[Collection entries]
┌──

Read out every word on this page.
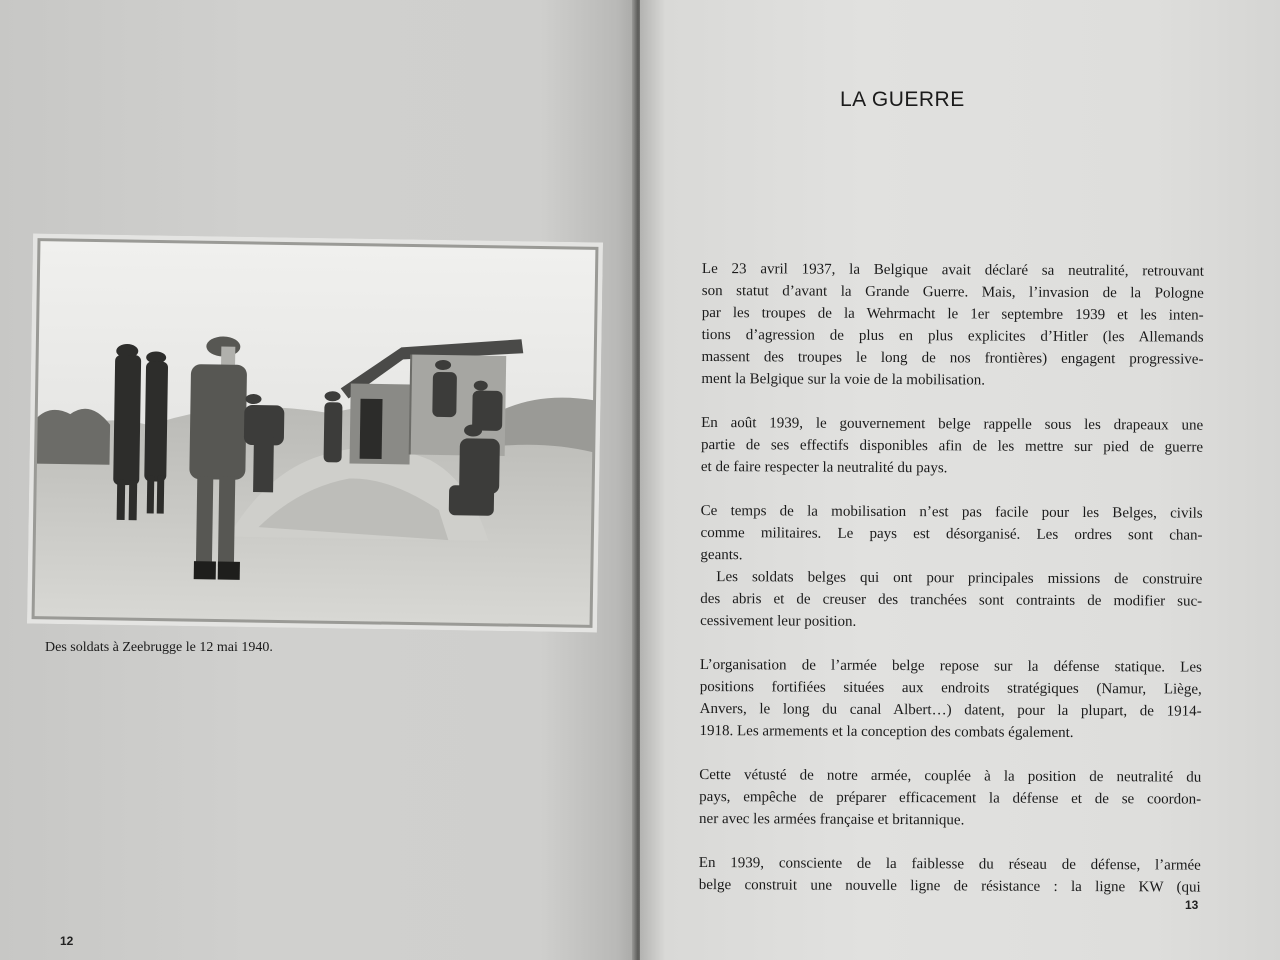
Des soldats à Zeebrugge le 12 mai 1940.
12
LA GUERRE

Le 23 avril 1937, la Belgique avait déclaré sa neutralité, retrouvant
son statut d’avant la Grande Guerre. Mais, l’invasion de la Pologne
par les troupes de la Wehrmacht le 1er septembre 1939 et les inten-
tions d’agression de plus en plus explicites d’Hitler (les Allemands
massent des troupes le long de nos frontières) engagent progressive-
ment la Belgique sur la voie de la mobilisation.

En août 1939, le gouvernement belge rappelle sous les drapeaux une
partie de ses effectifs disponibles afin de les mettre sur pied de guerre
et de faire respecter la neutralité du pays.

Ce temps de la mobilisation n’est pas facile pour les Belges, civils
comme militaires. Le pays est désorganisé. Les ordres sont chan-
geants.

Les soldats belges qui ont pour principales missions de construire
des abris et de creuser des tranchées sont contraints de modifier suc-
cessivement leur position.

L’organisation de l’armée belge repose sur la défense statique. Les
positions fortifiées situées aux endroits stratégiques (Namur, Liège,
Anvers, le long du canal Albert…) datent, pour la plupart, de 1914-
1918. Les armements et la conception des combats également.

Cette vétusté de notre armée, couplée à la position de neutralité du
pays, empêche de préparer efficacement la défense et de se coordon-
ner avec les armées française et britannique.

En 1939, consciente de la faiblesse du réseau de défense, l’armée
belge construit une nouvelle ligne de résistance : la ligne KW (qui

13
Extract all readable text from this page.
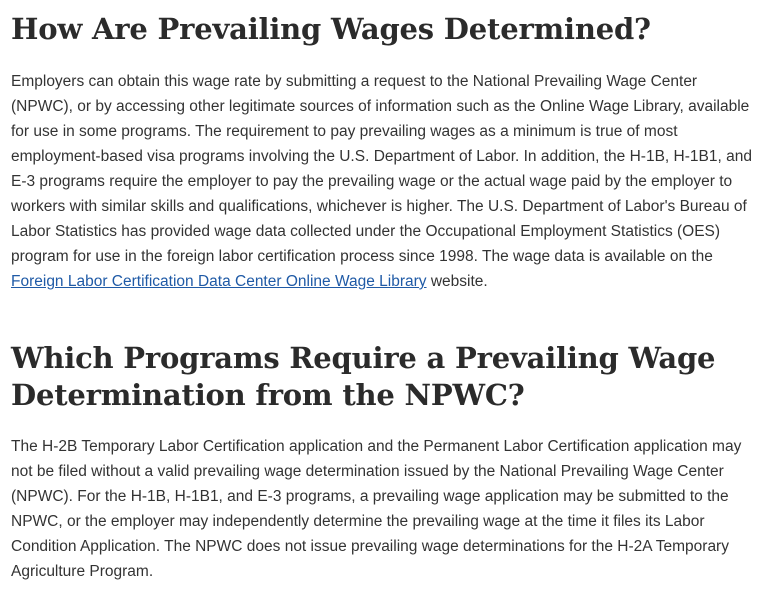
How Are Prevailing Wages Determined?

Employers can obtain this wage rate by submitting a request to the National Prevailing Wage Center (NPWC), or by accessing other legitimate sources of information such as the Online Wage Library, available for use in some programs. The requirement to pay prevailing wages as a minimum is true of most employment-based visa programs involving the U.S. Department of Labor. In addition, the H-1B, H-1B1, and E-3 programs require the employer to pay the prevailing wage or the actual wage paid by the employer to workers with similar skills and qualifications, whichever is higher. The U.S. Department of Labor's Bureau of Labor Statistics has provided wage data collected under the Occupational Employment Statistics (OES) program for use in the foreign labor certification process since 1998. The wage data is available on the Foreign Labor Certification Data Center Online Wage Library website.

Which Programs Require a Prevailing Wage Determination from the NPWC?

The H-2B Temporary Labor Certification application and the Permanent Labor Certification application may not be filed without a valid prevailing wage determination issued by the National Prevailing Wage Center (NPWC). For the H-1B, H-1B1, and E-3 programs, a prevailing wage application may be submitted to the NPWC, or the employer may independently determine the prevailing wage at the time it files its Labor Condition Application. The NPWC does not issue prevailing wage determinations for the H-2A Temporary Agriculture Program.
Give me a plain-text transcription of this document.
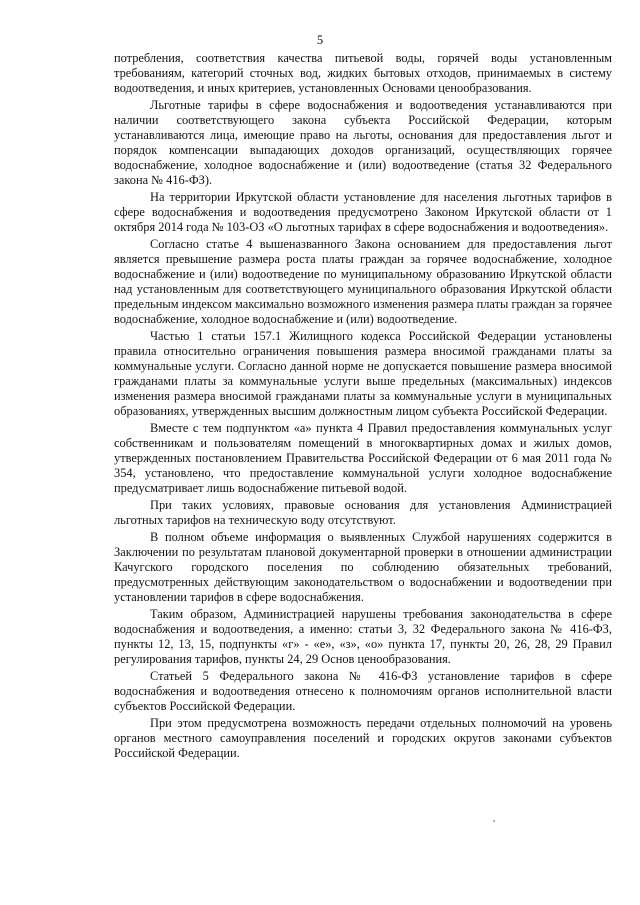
5

потребления, соответствия качества питьевой воды, горячей воды установленным требованиям, категорий сточных вод, жидких бытовых отходов, принимаемых в систему водоотведения, и иных критериев, установленных Основами ценообразования.

Льготные тарифы в сфере водоснабжения и водоотведения устанавливаются при наличии соответствующего закона субъекта Российской Федерации, которым устанавливаются лица, имеющие право на льготы, основания для предоставления льгот и порядок компенсации выпадающих доходов организаций, осуществляющих горячее водоснабжение, холодное водоснабжение и (или) водоотведение (статья 32 Федерального закона № 416-ФЗ).

На территории Иркутской области установление для населения льготных тарифов в сфере водоснабжения и водоотведения предусмотрено Законом Иркутской области от 1 октября 2014 года № 103-ОЗ «О льготных тарифах в сфере водоснабжения и водоотведения».

Согласно статье 4 вышеназванного Закона основанием для предоставления льгот является превышение размера роста платы граждан за горячее водоснабжение, холодное водоснабжение и (или) водоотведение по муниципальному образованию Иркутской области над установленным для соответствующего муниципального образования Иркутской области предельным индексом максимально возможного изменения размера платы граждан за горячее водоснабжение, холодное водоснабжение и (или) водоотведение.

Частью 1 статьи 157.1 Жилищного кодекса Российской Федерации установлены правила относительно ограничения повышения размера вносимой гражданами платы за коммунальные услуги. Согласно данной норме не допускается повышение размера вносимой гражданами платы за коммунальные услуги выше предельных (максимальных) индексов изменения размера вносимой гражданами платы за коммунальные услуги в муниципальных образованиях, утвержденных высшим должностным лицом субъекта Российской Федерации.

Вместе с тем подпунктом «а» пункта 4 Правил предоставления коммунальных услуг собственникам и пользователям помещений в многоквартирных домах и жилых домов, утвержденных постановлением Правительства Российской Федерации от 6 мая 2011 года № 354, установлено, что предоставление коммунальной услуги холодное водоснабжение предусматривает лишь водоснабжение питьевой водой.

При таких условиях, правовые основания для установления Администрацией льготных тарифов на техническую воду отсутствуют.

В полном объеме информация о выявленных Службой нарушениях содержится в Заключении по результатам плановой документарной проверки в отношении администрации Качугского городского поселения по соблюдению обязательных требований, предусмотренных действующим законодательством о водоснабжении и водоотведении при установлении тарифов в сфере водоснабжения.

Таким образом, Администрацией нарушены требования законодательства в сфере водоснабжения и водоотведения, а именно: статьи 3, 32 Федерального закона № 416-ФЗ, пункты 12, 13, 15, подпункты «г» - «е», «з», «о» пункта 17, пункты 20, 26, 28, 29 Правил регулирования тарифов, пункты 24, 29 Основ ценообразования.

Статьей 5 Федерального закона № 416-ФЗ установление тарифов в сфере водоснабжения и водоотведения отнесено к полномочиям органов исполнительной власти субъектов Российской Федерации.

При этом предусмотрена возможность передачи отдельных полномочий на уровень органов местного самоуправления поселений и городских округов законами субъектов Российской Федерации.
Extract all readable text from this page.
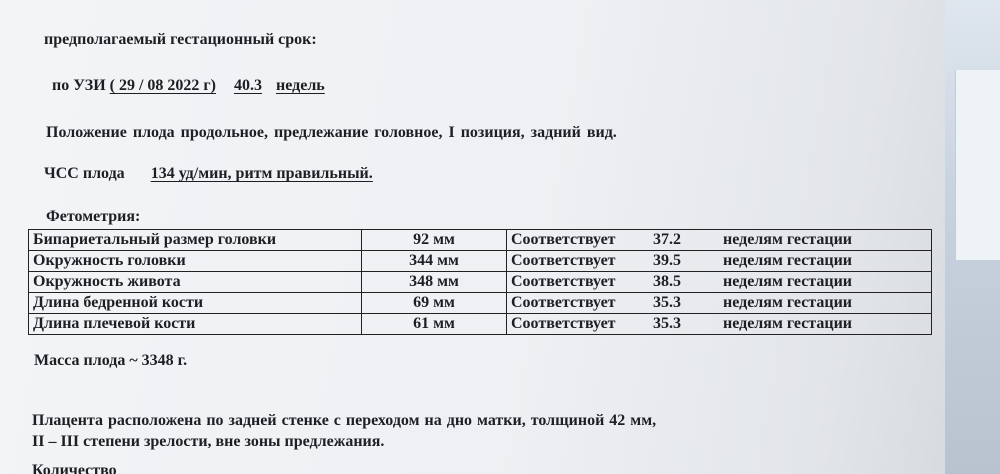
предполагаемый гестационный срок:
по УЗИ ( 29 / 08 2022 г) 40.3 недель
Положение плода продольное, предлежание головное, I позиция, задний вид.
ЧСС плода 134 уд/мин, ритм правильный.
Фетометрия:
Бипариетальный размер головки	92 мм	Соответствует 37.2 неделям гестации
Окружность головки	344 мм	Соответствует 39.5 неделям гестации
Окружность живота	348 мм	Соответствует 38.5 неделям гестации
Длина бедренной кости	69 мм	Соответствует 35.3 неделям гестации
Длина плечевой кости	61 мм	Соответствует 35.3 неделям гестации
Масса плода ~ 3348 г.
Плацента расположена по задней стенке с переходом на дно матки, толщиной 42 мм,
II – III степени зрелости, вне зоны предлежания.
Количество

└──

What is being asked: Return the material exactly as given, apart from the pictures.

Task output:
Read out every word on this page.
Des soldats à Zeebrugge le 12 mai 1940.
12
LA GUERRE

Le 23 avril 1937, la Belgique avait déclaré sa neutralité, retrouvant
son statut d’avant la Grande Guerre. Mais, l’invasion de la Pologne
par les troupes de la Wehrmacht le 1er septembre 1939 et les inten-
tions d’agression de plus en plus explicites d’Hitler (les Allemands
massent des troupes le long de nos frontières) engagent progressive-
ment la Belgique sur la voie de la mobilisation.

En août 1939, le gouvernement belge rappelle sous les drapeaux une
partie de ses effectifs disponibles afin de les mettre sur pied de guerre
et de faire respecter la neutralité du pays.

Ce temps de la mobilisation n’est pas facile pour les Belges, civils
comme militaires. Le pays est désorganisé. Les ordres sont chan-
geants.

Les soldats belges qui ont pour principales missions de construire
des abris et de creuser des tranchées sont contraints de modifier suc-
cessivement leur position.

L’organisation de l’armée belge repose sur la défense statique. Les
positions fortifiées situées aux endroits stratégiques (Namur, Liège,
Anvers, le long du canal Albert…) datent, pour la plupart, de 1914-
1918. Les armements et la conception des combats également.

Cette vétusté de notre armée, couplée à la position de neutralité du
pays, empêche de préparer efficacement la défense et de se coordon-
ner avec les armées française et britannique.

En 1939, consciente de la faiblesse du réseau de défense, l’armée
belge construit une nouvelle ligne de résistance : la ligne KW (qui

13
Extract all readable text from this page.
How Are Prevailing Wages Determined?

Employers can obtain this wage rate by submitting a request to the National Prevailing Wage Center (NPWC), or by accessing other legitimate sources of information such as the Online Wage Library, available for use in some programs. The requirement to pay prevailing wages as a minimum is true of most employment-based visa programs involving the U.S. Department of Labor. In addition, the H-1B, H-1B1, and E-3 programs require the employer to pay the prevailing wage or the actual wage paid by the employer to workers with similar skills and qualifications, whichever is higher. The U.S. Department of Labor's Bureau of Labor Statistics has provided wage data collected under the Occupational Employment Statistics (OES) program for use in the foreign labor certification process since 1998. The wage data is available on the Foreign Labor Certification Data Center Online Wage Library website.

Which Programs Require a Prevailing Wage Determination from the NPWC?

The H-2B Temporary Labor Certification application and the Permanent Labor Certification application may not be filed without a valid prevailing wage determination issued by the National Prevailing Wage Center (NPWC). For the H-1B, H-1B1, and E-3 programs, a prevailing wage application may be submitted to the NPWC, or the employer may independently determine the prevailing wage at the time it files its Labor Condition Application. The NPWC does not issue prevailing wage determinations for the H-2A Temporary Agriculture Program.
Give me a plain-text transcription of this document.
5

потребления, соответствия качества питьевой воды, горячей воды установленным требованиям, категорий сточных вод, жидких бытовых отходов, принимаемых в систему водоотведения, и иных критериев, установленных Основами ценообразования.

Льготные тарифы в сфере водоснабжения и водоотведения устанавливаются при наличии соответствующего закона субъекта Российской Федерации, которым устанавливаются лица, имеющие право на льготы, основания для предоставления льгот и порядок компенсации выпадающих доходов организаций, осуществляющих горячее водоснабжение, холодное водоснабжение и (или) водоотведение (статья 32 Федерального закона № 416-ФЗ).

На территории Иркутской области установление для населения льготных тарифов в сфере водоснабжения и водоотведения предусмотрено Законом Иркутской области от 1 октября 2014 года № 103-ОЗ «О льготных тарифах в сфере водоснабжения и водоотведения».

Согласно статье 4 вышеназванного Закона основанием для предоставления льгот является превышение размера роста платы граждан за горячее водоснабжение, холодное водоснабжение и (или) водоотведение по муниципальному образованию Иркутской области над установленным для соответствующего муниципального образования Иркутской области предельным индексом максимально возможного изменения размера платы граждан за горячее водоснабжение, холодное водоснабжение и (или) водоотведение.

Частью 1 статьи 157.1 Жилищного кодекса Российской Федерации установлены правила относительно ограничения повышения размера вносимой гражданами платы за коммунальные услуги. Согласно данной норме не допускается повышение размера вносимой гражданами платы за коммунальные услуги выше предельных (максимальных) индексов изменения размера вносимой гражданами платы за коммунальные услуги в муниципальных образованиях, утвержденных высшим должностным лицом субъекта Российской Федерации.

Вместе с тем подпунктом «а» пункта 4 Правил предоставления коммунальных услуг собственникам и пользователям помещений в многоквартирных домах и жилых домов, утвержденных постановлением Правительства Российской Федерации от 6 мая 2011 года № 354, установлено, что предоставление коммунальной услуги холодное водоснабжение предусматривает лишь водоснабжение питьевой водой.

При таких условиях, правовые основания для установления Администрацией льготных тарифов на техническую воду отсутствуют.

В полном объеме информация о выявленных Службой нарушениях содержится в Заключении по результатам плановой документарной проверки в отношении администрации Качугского городского поселения по соблюдению обязательных требований, предусмотренных действующим законодательством о водоснабжении и водоотведении при установлении тарифов в сфере водоснабжения.

Таким образом, Администрацией нарушены требования законодательства в сфере водоснабжения и водоотведения, а именно: статьи 3, 32 Федерального закона № 416-ФЗ, пункты 12, 13, 15, подпункты «г» - «е», «з», «о» пункта 17, пункты 20, 26, 28, 29 Правил регулирования тарифов, пункты 24, 29 Основ ценообразования.

Статьей 5 Федерального закона № 416-ФЗ установление тарифов в сфере водоснабжения и водоотведения отнесено к полномочиям органов исполнительной власти субъектов Российской Федерации.

При этом предусмотрена возможность передачи отдельных полномочий на уровень органов местного самоуправления поселений и городских округов законами субъектов Российской Федерации.
Extract all readable text from this page.
предполагаемый гестационный срок:
по УЗИ ( 29 / 08 2022 г) 40.3 недель
Положение плода продольное, предлежание головное, I позиция, задний вид.
ЧСС плода 134 уд/мин, ритм правильный.
Фетометрия:
Бипариетальный размер головки	92 мм	Соответствует 37.2 неделям гестации
Окружность головки	344 мм	Соответствует 39.5 неделям гестации
Окружность живота	348 мм	Соответствует 38.5 неделям гестации
Длина бедренной кости	69 мм	Соответствует 35.3 неделям гестации
Длина плечевой кости	61 мм	Соответствует 35.3 неделям гестации
Масса плода ~ 3348 г.
Плацента расположена по задней стенке с переходом на дно матки, толщиной 42 мм,
II – III степени зрелости, вне зоны предлежания.
Количество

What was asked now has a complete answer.